[Texte source]:
------------------------------------------------

II-251 Les résultats et équilibres financiers jusqu’en 2021
On peut avoir en tête la carte suivante du domaine minier avec le poids encore ultradominant de la SLN.

* L’optimisme de 2018 : celui des opérateurs et le nôtre après la remontée des cours du nickel à partir de 2017… Optimisme qui prête à sourire (ou à pleurer) quand l’on connaît la triste fin (sauf miracle, répétons-le) de début 2024
Les prix du nickel avaient joué au yo-yo en 2017 ; mais la tendance haussière semblait dominante. Pour un quart des VIP du dîner londonien de novembre, les prix du nickel allaient progresser de plus de 10 % en 2018. L’optimisme était grandissant à ce dîner avec une ambiance, écrit un journaliste spécialisé, ajoutant : « le regain d’appétit pour les métaux devrait favoriser le bon coup de fourchette des “VIP“» : le secteur serait donc de nouveau en bonne santé avec « des stocks mondiaux de nickel ayant fondu comme neige au soleil ». Le bond prévu des véhicules électriques par la locomotive chinoise y était (déjà !) pour beaucoup, mais également le retour de la croissance mondiale qui dopait les prix de toutes les matières premières, dont le pétrole (toujours la théorie du cycle du porc).

------------------------------------------------

[Relevés de l'emplacement des éléments]
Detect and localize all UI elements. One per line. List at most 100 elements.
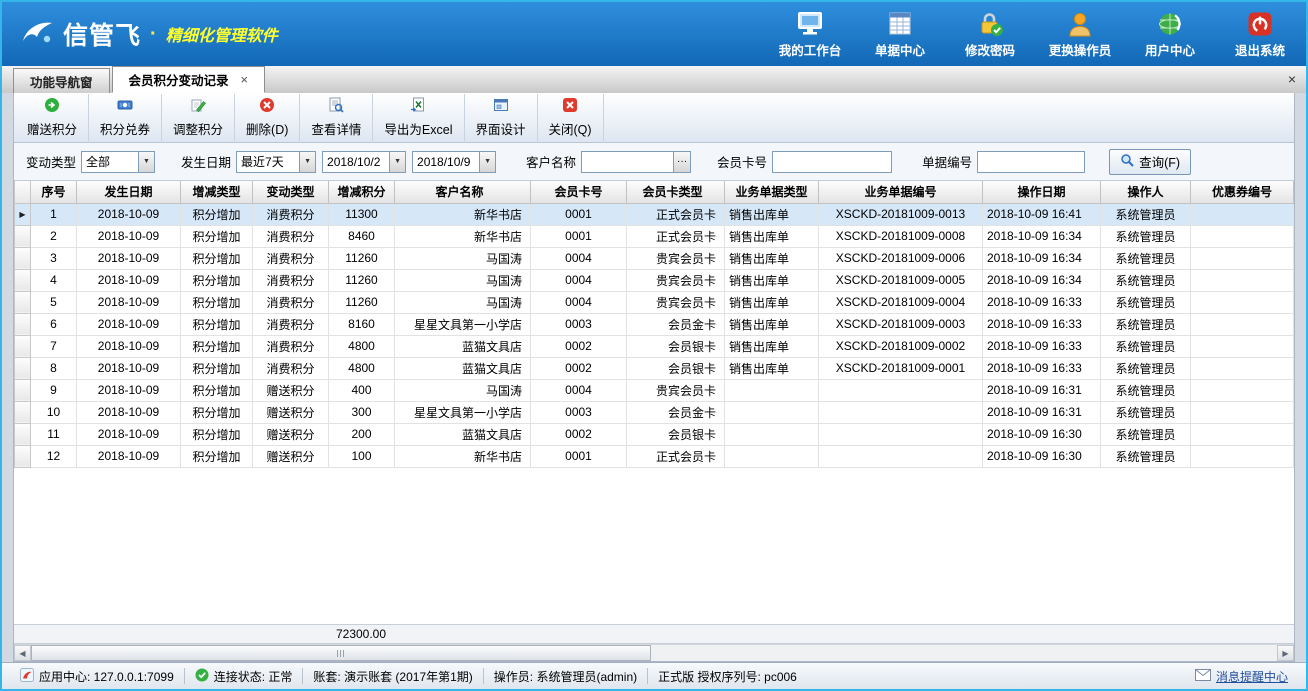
table-row[interactable]: 62018-10-09积分增加消费积分8160星星文具第一小学店0003会员金卡… xyxy=(15,313,1294,335)
ui-design-button[interactable]: 界面设计 xyxy=(465,94,538,141)
row-indicator xyxy=(15,401,31,423)
cell: 积分增加 xyxy=(181,401,253,423)
nav-my-workspace[interactable]: 我的工作台 xyxy=(778,9,842,59)
status-bar: 应用中心: 127.0.0.1:7099 连接状态: 正常 账套: 演示账套 (… xyxy=(2,662,1306,689)
cell: 蓝猫文具店 xyxy=(395,357,531,379)
cell: 8160 xyxy=(329,313,395,335)
nav-change-password[interactable]: 修改密码 xyxy=(958,9,1022,59)
horizontal-scrollbar[interactable]: ◀ ▶ xyxy=(14,644,1294,661)
column-header[interactable]: 业务单据类型 xyxy=(725,181,819,203)
cell: 会员金卡 xyxy=(627,313,725,335)
cell: XSCKD-20181009-0005 xyxy=(819,269,983,291)
power-icon xyxy=(1245,9,1275,37)
date-preset-select[interactable]: 最近7天 ▼ xyxy=(236,151,316,173)
column-header[interactable]: 发生日期 xyxy=(77,181,181,203)
table-row[interactable]: 122018-10-09积分增加赠送积分100新华书店0001正式会员卡2018… xyxy=(15,445,1294,467)
cell: 销售出库单 xyxy=(725,313,819,335)
customer-name-input[interactable] xyxy=(582,153,673,171)
points-to-coupon-button[interactable]: 积分兑券 xyxy=(89,94,162,141)
column-header[interactable]: 会员卡类型 xyxy=(627,181,725,203)
column-header[interactable]: 变动类型 xyxy=(253,181,329,203)
button-label: 赠送积分 xyxy=(27,119,77,138)
card-number-input[interactable] xyxy=(772,151,892,173)
tab-member-points-record[interactable]: 会员积分变动记录 × xyxy=(112,66,266,93)
tabbar-close-button[interactable]: × xyxy=(1288,71,1296,87)
nav-user-center[interactable]: 用户中心 xyxy=(1138,9,1202,59)
change-type-select[interactable]: 全部 ▼ xyxy=(81,151,155,173)
tab-label: 功能导航窗 xyxy=(30,72,93,91)
cell xyxy=(1191,357,1294,379)
gift-points-button[interactable]: 赠送积分 xyxy=(16,94,89,141)
export-excel-button[interactable]: 导出为Excel xyxy=(373,94,464,141)
query-button[interactable]: 查询(F) xyxy=(1109,149,1191,175)
column-header[interactable]: 增减积分 xyxy=(329,181,395,203)
user-center-icon xyxy=(1155,9,1185,37)
adjust-points-button[interactable]: 调整积分 xyxy=(162,94,235,141)
date-from-value: 2018/10/2 xyxy=(323,155,389,169)
cell: 积分增加 xyxy=(181,313,253,335)
scrollbar-track[interactable] xyxy=(31,645,1277,661)
header-nav: 我的工作台 单据中心 修改密码 更换操作员 xyxy=(778,9,1292,59)
customer-name-label: 客户名称 xyxy=(526,152,576,171)
view-details-button[interactable]: 查看详情 xyxy=(300,94,373,141)
cell: 销售出库单 xyxy=(725,203,819,225)
message-center-link[interactable]: 消息提醒中心 xyxy=(1185,668,1298,685)
chevron-down-icon[interactable]: ▼ xyxy=(299,152,315,172)
nav-document-center[interactable]: 单据中心 xyxy=(868,9,932,59)
cell: 0002 xyxy=(531,335,627,357)
column-header[interactable]: 序号 xyxy=(31,181,77,203)
column-header[interactable]: 客户名称 xyxy=(395,181,531,203)
cell: 系统管理员 xyxy=(1101,225,1191,247)
column-header[interactable]: 操作人 xyxy=(1101,181,1191,203)
app-window: 信管飞 · 精细化管理软件 我的工作台 单据中心 修改密码 xyxy=(0,0,1308,691)
nav-exit-system[interactable]: 退出系统 xyxy=(1228,9,1292,59)
tab-function-navigator[interactable]: 功能导航窗 xyxy=(13,68,110,93)
table-row[interactable]: 52018-10-09积分增加消费积分11260马国涛0004贵宾会员卡销售出库… xyxy=(15,291,1294,313)
cell: 2018-10-09 xyxy=(77,445,181,467)
cell: 积分增加 xyxy=(181,225,253,247)
cell: 正式会员卡 xyxy=(627,203,725,225)
app-header: 信管飞 · 精细化管理软件 我的工作台 单据中心 修改密码 xyxy=(2,2,1306,66)
indicator-column-header xyxy=(15,181,31,203)
column-header[interactable]: 增减类型 xyxy=(181,181,253,203)
delete-button[interactable]: 删除(D) xyxy=(235,94,300,141)
customer-lookup-button[interactable]: ··· xyxy=(673,152,690,172)
button-label: 查看详情 xyxy=(311,119,361,138)
app-logo-icon xyxy=(18,18,56,51)
scrollbar-thumb[interactable] xyxy=(31,645,651,661)
column-header[interactable]: 优惠券编号 xyxy=(1191,181,1294,203)
chevron-down-icon[interactable]: ▼ xyxy=(479,152,495,172)
table-row[interactable]: ▶12018-10-09积分增加消费积分11300新华书店0001正式会员卡销售… xyxy=(15,203,1294,225)
doc-number-input[interactable] xyxy=(977,151,1085,173)
button-label: 导出为Excel xyxy=(384,119,452,138)
cell: XSCKD-20181009-0001 xyxy=(819,357,983,379)
cell: 3 xyxy=(31,247,77,269)
chevron-down-icon[interactable]: ▼ xyxy=(138,152,154,172)
cell: 系统管理员 xyxy=(1101,335,1191,357)
nav-change-operator[interactable]: 更换操作员 xyxy=(1048,9,1112,59)
table-row[interactable]: 42018-10-09积分增加消费积分11260马国涛0004贵宾会员卡销售出库… xyxy=(15,269,1294,291)
scroll-left-arrow[interactable]: ◀ xyxy=(14,645,31,661)
cell xyxy=(725,401,819,423)
cell: 11 xyxy=(31,423,77,445)
scroll-right-arrow[interactable]: ▶ xyxy=(1277,645,1294,661)
date-to-picker[interactable]: 2018/10/9 ▼ xyxy=(412,151,496,173)
app-center-icon xyxy=(20,668,34,685)
table-row[interactable]: 82018-10-09积分增加消费积分4800蓝猫文具店0002会员银卡销售出库… xyxy=(15,357,1294,379)
cell: 200 xyxy=(329,423,395,445)
column-header[interactable]: 会员卡号 xyxy=(531,181,627,203)
table-row[interactable]: 32018-10-09积分增加消费积分11260马国涛0004贵宾会员卡销售出库… xyxy=(15,247,1294,269)
nav-label: 修改密码 xyxy=(965,40,1015,59)
table-row[interactable]: 22018-10-09积分增加消费积分8460新华书店0001正式会员卡销售出库… xyxy=(15,225,1294,247)
chevron-down-icon[interactable]: ▼ xyxy=(389,152,405,172)
date-from-picker[interactable]: 2018/10/2 ▼ xyxy=(322,151,406,173)
row-indicator xyxy=(15,225,31,247)
table-row[interactable]: 102018-10-09积分增加赠送积分300星星文具第一小学店0003会员金卡… xyxy=(15,401,1294,423)
table-row[interactable]: 112018-10-09积分增加赠送积分200蓝猫文具店0002会员银卡2018… xyxy=(15,423,1294,445)
close-page-button[interactable]: 关闭(Q) xyxy=(538,94,604,141)
column-header[interactable]: 业务单据编号 xyxy=(819,181,983,203)
table-row[interactable]: 72018-10-09积分增加消费积分4800蓝猫文具店0002会员银卡销售出库… xyxy=(15,335,1294,357)
column-header[interactable]: 操作日期 xyxy=(983,181,1101,203)
tab-close-icon[interactable]: × xyxy=(241,72,249,87)
table-row[interactable]: 92018-10-09积分增加赠送积分400马国涛0004贵宾会员卡2018-1… xyxy=(15,379,1294,401)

------------------------------------------------

[Consigne écrite 1]: D'après le texte sur le marché du nickel, pourquoi s'attendait-on à une hausse des prix du nickel en 2018 ? Répondez en une à trois phrases.
[Consigne écrite 2]: Reprenez le texte sur le marché du nickel juste après sa dernière phrase.
Les relevés sont un matériau à part, distinct du texte.

[Bonne réponse 1]: On comptait d'abord sur le bond prévu des véhicules électriques, tiré par la Chine. S'y ajoutait le retour de la croissance mondiale, qui faisait monter les prix de toutes les matières premières, alors que les stocks mondiaux de nickel avaient fondu comme neige au soleil.

[Bonne réponse 2]:
Le retour donc de l’optimisme des opérateurs du Caillou, mais avec des messages bien ciblés aux salariés que l’euphorie aurait pu atteindre.
Déjà, Eramet allait mieux en 2017 alors que tout allait très mal jusqu’en 2015. Mais jamais aucune menace de fermer l’usine de la SLN n’avait été énoncée, sauf, répétons-le, en cas de prise de contrôle à 51 % par le Pays... L’activité du 1er trimestre 2018 augmentait de 14 % par rapport à la même période de 2017[31]. En revanche, de 2015 à 2017, les deux nouveaux opérateurs menaçaient bien de fermer leurs usines ou de les mettre sous cocon. Les effectifs étaient partout réduits, avec ou sans plan de licenciement, d’où l’augmentation de la productivité, cependant jugée insuffisante.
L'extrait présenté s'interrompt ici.